-- Start of ENTRIES SHOWN --

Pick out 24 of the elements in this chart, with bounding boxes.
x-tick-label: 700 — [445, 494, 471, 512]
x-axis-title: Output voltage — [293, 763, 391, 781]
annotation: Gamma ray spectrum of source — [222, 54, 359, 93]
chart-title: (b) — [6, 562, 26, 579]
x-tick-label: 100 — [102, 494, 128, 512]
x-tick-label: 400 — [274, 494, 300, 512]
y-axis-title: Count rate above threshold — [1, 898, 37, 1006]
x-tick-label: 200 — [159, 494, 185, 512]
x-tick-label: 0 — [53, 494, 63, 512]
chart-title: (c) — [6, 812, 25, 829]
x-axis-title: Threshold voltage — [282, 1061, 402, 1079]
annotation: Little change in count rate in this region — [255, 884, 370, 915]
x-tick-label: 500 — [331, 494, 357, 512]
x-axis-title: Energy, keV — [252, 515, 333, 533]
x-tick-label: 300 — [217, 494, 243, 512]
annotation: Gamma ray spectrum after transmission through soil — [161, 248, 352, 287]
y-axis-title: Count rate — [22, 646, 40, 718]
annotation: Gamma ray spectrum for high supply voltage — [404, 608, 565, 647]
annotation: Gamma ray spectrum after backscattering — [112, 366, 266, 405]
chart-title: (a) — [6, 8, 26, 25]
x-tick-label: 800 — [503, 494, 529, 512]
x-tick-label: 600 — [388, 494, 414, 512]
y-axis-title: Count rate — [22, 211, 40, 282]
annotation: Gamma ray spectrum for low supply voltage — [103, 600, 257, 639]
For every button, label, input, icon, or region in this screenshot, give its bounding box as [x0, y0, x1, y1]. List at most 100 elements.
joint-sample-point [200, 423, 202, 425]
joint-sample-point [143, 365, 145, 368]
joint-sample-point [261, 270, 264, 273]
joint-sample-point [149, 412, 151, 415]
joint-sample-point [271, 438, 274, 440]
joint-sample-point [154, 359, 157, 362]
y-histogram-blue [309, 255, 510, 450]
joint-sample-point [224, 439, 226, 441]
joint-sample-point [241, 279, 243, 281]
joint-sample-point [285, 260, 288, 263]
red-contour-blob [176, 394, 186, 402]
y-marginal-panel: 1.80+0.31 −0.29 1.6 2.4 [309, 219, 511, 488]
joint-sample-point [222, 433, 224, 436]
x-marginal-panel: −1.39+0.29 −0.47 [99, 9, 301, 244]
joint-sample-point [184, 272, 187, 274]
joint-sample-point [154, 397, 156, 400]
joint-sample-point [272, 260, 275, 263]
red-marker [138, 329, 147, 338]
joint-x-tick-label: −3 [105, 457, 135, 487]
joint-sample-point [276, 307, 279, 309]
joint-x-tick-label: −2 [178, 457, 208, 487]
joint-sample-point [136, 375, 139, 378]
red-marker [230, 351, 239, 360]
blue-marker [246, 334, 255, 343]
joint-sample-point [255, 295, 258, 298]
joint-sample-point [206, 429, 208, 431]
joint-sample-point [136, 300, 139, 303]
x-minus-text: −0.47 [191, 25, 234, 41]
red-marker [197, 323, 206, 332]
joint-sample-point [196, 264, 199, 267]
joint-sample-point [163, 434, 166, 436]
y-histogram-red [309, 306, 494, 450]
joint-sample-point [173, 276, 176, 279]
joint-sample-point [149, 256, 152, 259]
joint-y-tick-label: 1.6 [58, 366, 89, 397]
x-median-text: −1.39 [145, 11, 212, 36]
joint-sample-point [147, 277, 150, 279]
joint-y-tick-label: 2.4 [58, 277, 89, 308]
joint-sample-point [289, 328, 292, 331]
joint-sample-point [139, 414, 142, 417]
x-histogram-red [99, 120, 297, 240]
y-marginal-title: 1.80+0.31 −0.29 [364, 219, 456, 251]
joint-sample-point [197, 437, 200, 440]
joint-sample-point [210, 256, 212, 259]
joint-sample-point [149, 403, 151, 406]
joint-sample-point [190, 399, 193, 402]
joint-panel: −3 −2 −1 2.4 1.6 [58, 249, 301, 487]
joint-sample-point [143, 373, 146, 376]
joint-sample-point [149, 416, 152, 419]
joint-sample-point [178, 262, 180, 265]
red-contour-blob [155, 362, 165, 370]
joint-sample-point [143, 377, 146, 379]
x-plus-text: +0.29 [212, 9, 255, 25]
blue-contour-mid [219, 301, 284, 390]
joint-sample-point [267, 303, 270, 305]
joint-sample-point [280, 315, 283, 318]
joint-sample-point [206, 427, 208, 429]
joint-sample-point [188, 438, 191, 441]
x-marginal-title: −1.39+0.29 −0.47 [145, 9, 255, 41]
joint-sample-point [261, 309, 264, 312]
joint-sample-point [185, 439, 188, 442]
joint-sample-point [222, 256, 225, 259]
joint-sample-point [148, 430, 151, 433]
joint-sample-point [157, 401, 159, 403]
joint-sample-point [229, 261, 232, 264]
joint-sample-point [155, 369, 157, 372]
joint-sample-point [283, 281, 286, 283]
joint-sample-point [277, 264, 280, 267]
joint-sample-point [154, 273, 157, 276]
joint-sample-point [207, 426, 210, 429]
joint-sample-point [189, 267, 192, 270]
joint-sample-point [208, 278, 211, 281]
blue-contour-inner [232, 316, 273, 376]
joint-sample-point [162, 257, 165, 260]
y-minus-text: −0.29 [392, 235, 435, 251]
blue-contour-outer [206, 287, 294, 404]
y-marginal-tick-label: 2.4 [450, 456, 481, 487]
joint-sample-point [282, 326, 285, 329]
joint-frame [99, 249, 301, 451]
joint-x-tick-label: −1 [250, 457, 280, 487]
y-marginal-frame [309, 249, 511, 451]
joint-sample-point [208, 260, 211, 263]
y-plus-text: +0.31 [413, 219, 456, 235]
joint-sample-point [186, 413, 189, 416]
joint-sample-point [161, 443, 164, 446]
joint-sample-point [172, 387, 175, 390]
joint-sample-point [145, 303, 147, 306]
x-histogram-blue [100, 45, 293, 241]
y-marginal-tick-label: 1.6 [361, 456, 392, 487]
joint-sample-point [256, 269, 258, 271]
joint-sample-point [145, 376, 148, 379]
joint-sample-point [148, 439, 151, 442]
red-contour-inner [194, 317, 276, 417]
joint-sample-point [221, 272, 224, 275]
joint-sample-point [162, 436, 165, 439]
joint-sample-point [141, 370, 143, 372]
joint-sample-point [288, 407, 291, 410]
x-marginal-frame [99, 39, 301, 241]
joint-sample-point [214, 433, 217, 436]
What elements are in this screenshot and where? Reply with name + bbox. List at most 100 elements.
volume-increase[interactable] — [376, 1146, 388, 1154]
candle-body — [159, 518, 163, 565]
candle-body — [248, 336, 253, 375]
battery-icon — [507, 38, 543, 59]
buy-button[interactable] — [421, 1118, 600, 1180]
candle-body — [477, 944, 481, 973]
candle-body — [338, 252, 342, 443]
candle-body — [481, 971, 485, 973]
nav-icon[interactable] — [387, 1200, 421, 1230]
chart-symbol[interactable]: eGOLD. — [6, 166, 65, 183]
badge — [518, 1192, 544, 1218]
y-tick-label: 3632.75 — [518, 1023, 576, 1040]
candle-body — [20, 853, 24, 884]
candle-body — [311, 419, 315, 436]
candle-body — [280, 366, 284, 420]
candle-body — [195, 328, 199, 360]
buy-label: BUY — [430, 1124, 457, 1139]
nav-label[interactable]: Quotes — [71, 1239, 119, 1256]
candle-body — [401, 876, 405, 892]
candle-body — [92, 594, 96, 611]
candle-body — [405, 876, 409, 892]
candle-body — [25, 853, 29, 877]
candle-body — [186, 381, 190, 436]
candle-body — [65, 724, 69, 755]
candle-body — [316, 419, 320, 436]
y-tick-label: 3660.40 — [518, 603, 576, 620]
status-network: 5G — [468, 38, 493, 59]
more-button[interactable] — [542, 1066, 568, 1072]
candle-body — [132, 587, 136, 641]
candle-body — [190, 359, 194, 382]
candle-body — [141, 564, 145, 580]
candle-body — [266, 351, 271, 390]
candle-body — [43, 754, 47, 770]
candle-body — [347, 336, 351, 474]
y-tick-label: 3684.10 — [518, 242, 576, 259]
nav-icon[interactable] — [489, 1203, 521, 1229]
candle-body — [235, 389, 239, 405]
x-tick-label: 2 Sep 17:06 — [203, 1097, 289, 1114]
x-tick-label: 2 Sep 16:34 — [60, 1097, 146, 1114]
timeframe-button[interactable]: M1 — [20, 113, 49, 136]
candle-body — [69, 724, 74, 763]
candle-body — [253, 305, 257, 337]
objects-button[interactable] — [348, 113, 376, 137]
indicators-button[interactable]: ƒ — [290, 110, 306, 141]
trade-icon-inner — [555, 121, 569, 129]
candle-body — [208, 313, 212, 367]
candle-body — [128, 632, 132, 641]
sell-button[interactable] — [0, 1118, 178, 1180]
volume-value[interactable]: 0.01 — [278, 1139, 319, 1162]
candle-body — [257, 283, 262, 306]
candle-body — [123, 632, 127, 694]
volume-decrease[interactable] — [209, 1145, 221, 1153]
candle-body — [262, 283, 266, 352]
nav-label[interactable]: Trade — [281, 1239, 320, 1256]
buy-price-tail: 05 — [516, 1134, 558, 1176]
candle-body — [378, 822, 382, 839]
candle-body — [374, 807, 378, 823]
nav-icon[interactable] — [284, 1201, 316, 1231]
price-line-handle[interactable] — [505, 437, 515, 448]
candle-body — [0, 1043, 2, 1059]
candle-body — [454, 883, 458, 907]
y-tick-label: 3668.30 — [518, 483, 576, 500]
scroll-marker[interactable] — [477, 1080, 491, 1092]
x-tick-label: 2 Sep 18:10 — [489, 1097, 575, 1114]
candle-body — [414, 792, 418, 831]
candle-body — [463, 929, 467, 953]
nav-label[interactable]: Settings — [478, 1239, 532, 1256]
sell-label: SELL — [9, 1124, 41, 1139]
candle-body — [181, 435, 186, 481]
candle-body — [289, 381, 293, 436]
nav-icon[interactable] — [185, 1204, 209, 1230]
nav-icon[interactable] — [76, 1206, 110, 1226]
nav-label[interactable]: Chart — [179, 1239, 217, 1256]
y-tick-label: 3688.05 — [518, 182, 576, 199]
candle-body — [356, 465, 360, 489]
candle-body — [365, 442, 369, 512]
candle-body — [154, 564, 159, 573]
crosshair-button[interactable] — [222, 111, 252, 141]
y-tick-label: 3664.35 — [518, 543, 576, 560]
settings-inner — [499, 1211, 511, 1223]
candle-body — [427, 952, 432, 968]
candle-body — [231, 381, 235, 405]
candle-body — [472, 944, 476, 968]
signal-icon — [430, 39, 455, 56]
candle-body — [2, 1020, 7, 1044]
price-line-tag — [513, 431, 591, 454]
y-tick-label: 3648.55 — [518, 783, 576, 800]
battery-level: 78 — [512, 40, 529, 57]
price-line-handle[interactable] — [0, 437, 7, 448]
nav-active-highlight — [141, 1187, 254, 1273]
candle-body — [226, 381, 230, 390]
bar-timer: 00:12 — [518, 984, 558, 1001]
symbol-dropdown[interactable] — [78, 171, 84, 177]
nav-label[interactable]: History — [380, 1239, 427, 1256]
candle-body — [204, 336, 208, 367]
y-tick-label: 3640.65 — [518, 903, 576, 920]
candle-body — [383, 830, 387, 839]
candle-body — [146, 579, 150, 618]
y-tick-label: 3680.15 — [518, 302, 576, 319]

-- End of ENTRIES SHOWN --

WHAT TO WORK ON
Reproduce verbatim every line from the beginning of the records down to and including the line that contains "x-tick-label: 500 — [331, 494, 357, 512]".

EXPECTED ANSWER
Pick out 24 of the elements in this chart, with bounding boxes.
x-tick-label: 700 — [445, 494, 471, 512]
x-axis-title: Output voltage — [293, 763, 391, 781]
annotation: Gamma ray spectrum of source — [222, 54, 359, 93]
chart-title: (b) — [6, 562, 26, 579]
x-tick-label: 100 — [102, 494, 128, 512]
x-tick-label: 400 — [274, 494, 300, 512]
y-axis-title: Count rate above threshold — [1, 898, 37, 1006]
x-tick-label: 200 — [159, 494, 185, 512]
x-tick-label: 0 — [53, 494, 63, 512]
chart-title: (c) — [6, 812, 25, 829]
x-axis-title: Threshold voltage — [282, 1061, 402, 1079]
annotation: Little change in count rate in this region — [255, 884, 370, 915]
x-tick-label: 500 — [331, 494, 357, 512]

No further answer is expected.